Identify each line in the records below that contains the word "green", and copy it.
********
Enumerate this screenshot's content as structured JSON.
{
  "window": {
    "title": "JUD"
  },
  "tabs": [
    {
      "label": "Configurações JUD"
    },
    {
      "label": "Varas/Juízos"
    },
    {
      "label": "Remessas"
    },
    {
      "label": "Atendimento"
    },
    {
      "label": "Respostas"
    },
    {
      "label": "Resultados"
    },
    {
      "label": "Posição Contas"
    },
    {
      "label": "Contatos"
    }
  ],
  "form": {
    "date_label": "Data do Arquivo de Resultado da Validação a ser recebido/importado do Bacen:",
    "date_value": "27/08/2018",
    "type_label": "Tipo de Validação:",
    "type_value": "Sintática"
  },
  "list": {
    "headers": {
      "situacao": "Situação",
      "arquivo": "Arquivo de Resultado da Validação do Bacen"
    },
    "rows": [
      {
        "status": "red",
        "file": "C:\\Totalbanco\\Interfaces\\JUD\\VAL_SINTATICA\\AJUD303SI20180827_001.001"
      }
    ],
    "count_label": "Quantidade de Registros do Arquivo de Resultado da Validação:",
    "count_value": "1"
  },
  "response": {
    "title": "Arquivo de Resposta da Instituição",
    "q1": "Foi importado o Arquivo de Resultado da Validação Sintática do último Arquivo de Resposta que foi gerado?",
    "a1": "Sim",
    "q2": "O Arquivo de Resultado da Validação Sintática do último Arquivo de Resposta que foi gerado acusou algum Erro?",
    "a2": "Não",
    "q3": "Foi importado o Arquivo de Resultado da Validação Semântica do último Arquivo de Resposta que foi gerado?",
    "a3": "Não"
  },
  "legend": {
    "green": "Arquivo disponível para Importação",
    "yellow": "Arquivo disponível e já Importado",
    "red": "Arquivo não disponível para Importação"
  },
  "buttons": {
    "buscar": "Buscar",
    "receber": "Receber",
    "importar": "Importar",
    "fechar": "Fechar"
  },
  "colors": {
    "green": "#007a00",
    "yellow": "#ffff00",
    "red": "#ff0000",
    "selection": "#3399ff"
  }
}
********
* _Answer to this exercise_
    "green": "Arquivo disponível para Importação",
    "green": "#007a00",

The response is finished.